— Start —

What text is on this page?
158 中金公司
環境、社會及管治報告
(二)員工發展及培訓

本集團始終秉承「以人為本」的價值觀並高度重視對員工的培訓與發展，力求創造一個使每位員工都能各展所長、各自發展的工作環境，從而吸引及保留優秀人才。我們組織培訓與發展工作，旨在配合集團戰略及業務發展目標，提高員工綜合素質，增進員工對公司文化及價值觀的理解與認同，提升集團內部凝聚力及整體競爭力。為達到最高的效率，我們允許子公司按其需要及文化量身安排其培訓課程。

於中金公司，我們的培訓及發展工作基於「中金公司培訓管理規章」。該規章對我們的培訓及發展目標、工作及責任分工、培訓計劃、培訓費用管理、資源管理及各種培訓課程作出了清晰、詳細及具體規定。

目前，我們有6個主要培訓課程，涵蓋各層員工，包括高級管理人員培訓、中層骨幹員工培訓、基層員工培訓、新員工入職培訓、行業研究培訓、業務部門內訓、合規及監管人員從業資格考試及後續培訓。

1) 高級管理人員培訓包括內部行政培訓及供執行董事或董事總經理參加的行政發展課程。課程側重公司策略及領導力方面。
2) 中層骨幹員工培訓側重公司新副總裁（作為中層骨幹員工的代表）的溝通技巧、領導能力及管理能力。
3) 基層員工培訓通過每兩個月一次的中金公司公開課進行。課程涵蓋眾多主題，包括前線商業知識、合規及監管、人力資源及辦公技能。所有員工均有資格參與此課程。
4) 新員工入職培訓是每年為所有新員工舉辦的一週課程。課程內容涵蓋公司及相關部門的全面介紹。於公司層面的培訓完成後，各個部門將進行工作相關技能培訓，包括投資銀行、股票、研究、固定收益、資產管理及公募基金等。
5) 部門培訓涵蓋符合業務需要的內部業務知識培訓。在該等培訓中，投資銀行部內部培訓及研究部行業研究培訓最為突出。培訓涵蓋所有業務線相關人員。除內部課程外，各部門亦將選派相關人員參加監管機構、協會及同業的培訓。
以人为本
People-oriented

— End —

WORK TO COMPLETE
Copy out the whole listing, exactly as written.

WRITTEN SOLUTION
What text is on this page?
158 中金公司
環境、社會及管治報告
(二)員工發展及培訓

本集團始終秉承「以人為本」的價值觀並高度重視對員工的培訓與發展，力求創造一個使每位員工都能各展所長、各自發展的工作環境，從而吸引及保留優秀人才。我們組織培訓與發展工作，旨在配合集團戰略及業務發展目標，提高員工綜合素質，增進員工對公司文化及價值觀的理解與認同，提升集團內部凝聚力及整體競爭力。為達到最高的效率，我們允許子公司按其需要及文化量身安排其培訓課程。

於中金公司，我們的培訓及發展工作基於「中金公司培訓管理規章」。該規章對我們的培訓及發展目標、工作及責任分工、培訓計劃、培訓費用管理、資源管理及各種培訓課程作出了清晰、詳細及具體規定。

目前，我們有6個主要培訓課程，涵蓋各層員工，包括高級管理人員培訓、中層骨幹員工培訓、基層員工培訓、新員工入職培訓、行業研究培訓、業務部門內訓、合規及監管人員從業資格考試及後續培訓。

1) 高級管理人員培訓包括內部行政培訓及供執行董事或董事總經理參加的行政發展課程。課程側重公司策略及領導力方面。
2) 中層骨幹員工培訓側重公司新副總裁（作為中層骨幹員工的代表）的溝通技巧、領導能力及管理能力。
3) 基層員工培訓通過每兩個月一次的中金公司公開課進行。課程涵蓋眾多主題，包括前線商業知識、合規及監管、人力資源及辦公技能。所有員工均有資格參與此課程。
4) 新員工入職培訓是每年為所有新員工舉辦的一週課程。課程內容涵蓋公司及相關部門的全面介紹。於公司層面的培訓完成後，各個部門將進行工作相關技能培訓，包括投資銀行、股票、研究、固定收益、資產管理及公募基金等。
5) 部門培訓涵蓋符合業務需要的內部業務知識培訓。在該等培訓中，投資銀行部內部培訓及研究部行業研究培訓最為突出。培訓涵蓋所有業務線相關人員。除內部課程外，各部門亦將選派相關人員參加監管機構、協會及同業的培訓。
以人为本
People-oriented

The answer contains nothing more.